• [Exercise instructions] Can you write out all the lines word for word, with no pictures?

• [Dataset]
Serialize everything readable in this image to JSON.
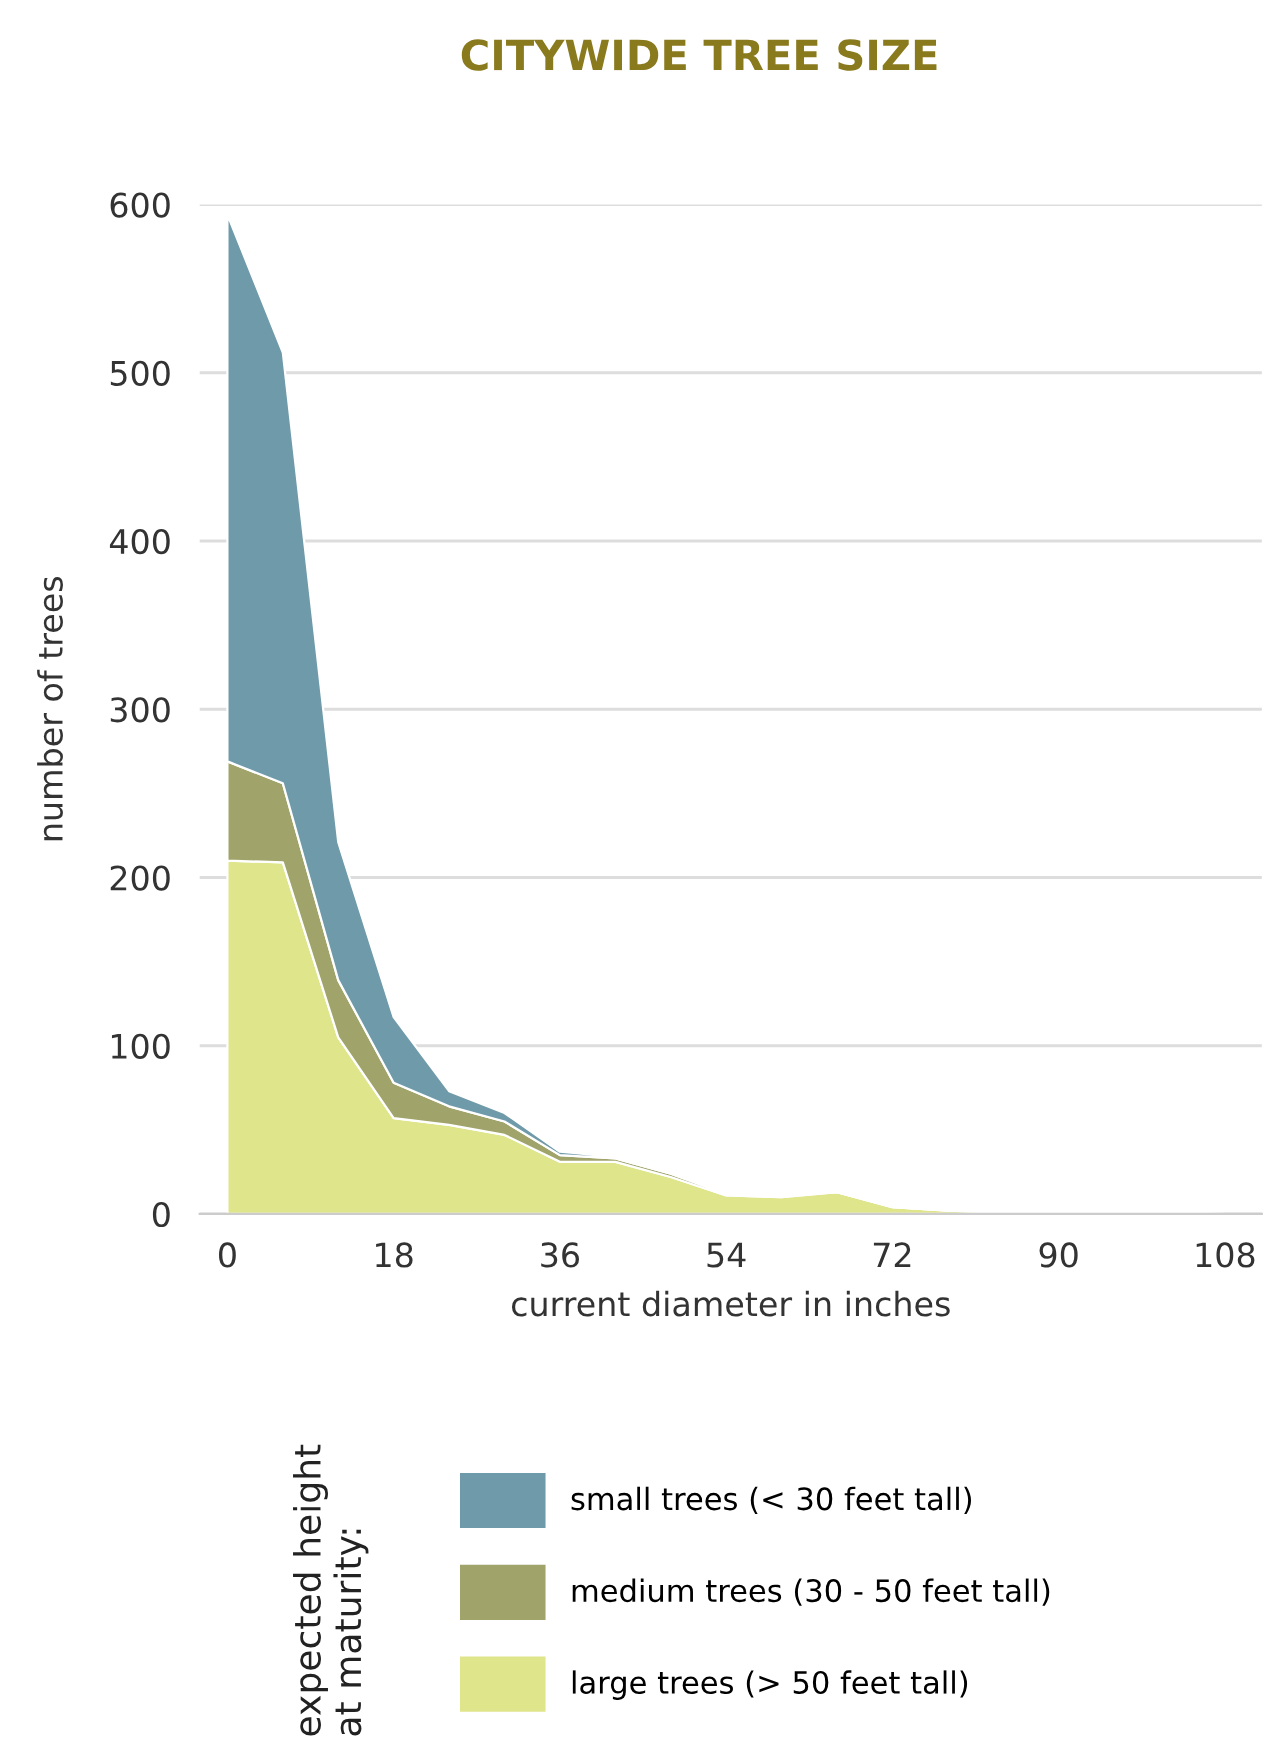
{
  "chart_data": {
    "type": "area",
    "stacked": true,
    "title": "CITYWIDE TREE SIZE",
    "xlabel": "current diameter in inches",
    "ylabel": "number of trees",
    "legend_title": "expected height\nat maturity:",
    "x": [
      0,
      6,
      12,
      18,
      24,
      30,
      36,
      42,
      48,
      54,
      60,
      66,
      72,
      78,
      84,
      90,
      96,
      102,
      108
    ],
    "series": [
      {
        "name": "large trees (> 50 feet tall)",
        "color": "#dfe58a",
        "values": [
          210,
          209,
          105,
          57,
          53,
          47,
          31,
          31,
          22,
          11,
          10,
          13,
          4,
          2,
          1,
          1,
          1,
          1,
          0
        ]
      },
      {
        "name": "medium trees (30 - 50 feet tall)",
        "color": "#a1a46a",
        "values": [
          59,
          47,
          34,
          21,
          11,
          8,
          4,
          2,
          2,
          1,
          1,
          0,
          0,
          0,
          0,
          0,
          0,
          0,
          0
        ]
      },
      {
        "name": "small trees (< 30 feet tall)",
        "color": "#6f9aa9",
        "values": [
          325,
          256,
          82,
          39,
          9,
          5,
          2,
          1,
          1,
          1,
          0,
          0,
          0,
          0,
          0,
          0,
          0,
          0,
          0
        ]
      }
    ],
    "xlim": [
      -3,
      112
    ],
    "xticks": [
      0,
      18,
      36,
      54,
      72,
      90,
      108
    ],
    "ylim": [
      0,
      600
    ],
    "yticks": [
      0,
      100,
      200,
      300,
      400,
      500,
      600
    ],
    "grid": "y",
    "legend": "bottom"
  }
}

• [Expected answer]
Serialize everything readable in this image to JSON.
{
  "chart_data": {
    "type": "area",
    "stacked": true,
    "title": "CITYWIDE TREE SIZE",
    "xlabel": "current diameter in inches",
    "ylabel": "number of trees",
    "legend_title": "expected height\nat maturity:",
    "x": [
      0,
      6,
      12,
      18,
      24,
      30,
      36,
      42,
      48,
      54,
      60,
      66,
      72,
      78,
      84,
      90,
      96,
      102,
      108
    ],
    "series": [
      {
        "name": "large trees (> 50 feet tall)",
        "color": "#dfe58a",
        "values": [
          210,
          209,
          105,
          57,
          53,
          47,
          31,
          31,
          22,
          11,
          10,
          13,
          4,
          2,
          1,
          1,
          1,
          1,
          0
        ]
      },
      {
        "name": "medium trees (30 - 50 feet tall)",
        "color": "#a1a46a",
        "values": [
          59,
          47,
          34,
          21,
          11,
          8,
          4,
          2,
          2,
          1,
          1,
          0,
          0,
          0,
          0,
          0,
          0,
          0,
          0
        ]
      },
      {
        "name": "small trees (< 30 feet tall)",
        "color": "#6f9aa9",
        "values": [
          325,
          256,
          82,
          39,
          9,
          5,
          2,
          1,
          1,
          1,
          0,
          0,
          0,
          0,
          0,
          0,
          0,
          0,
          0
        ]
      }
    ],
    "xlim": [
      -3,
      112
    ],
    "xticks": [
      0,
      18,
      36,
      54,
      72,
      90,
      108
    ],
    "ylim": [
      0,
      600
    ],
    "yticks": [
      0,
      100,
      200,
      300,
      400,
      500,
      600
    ],
    "grid": "y",
    "legend": "bottom"
  }
}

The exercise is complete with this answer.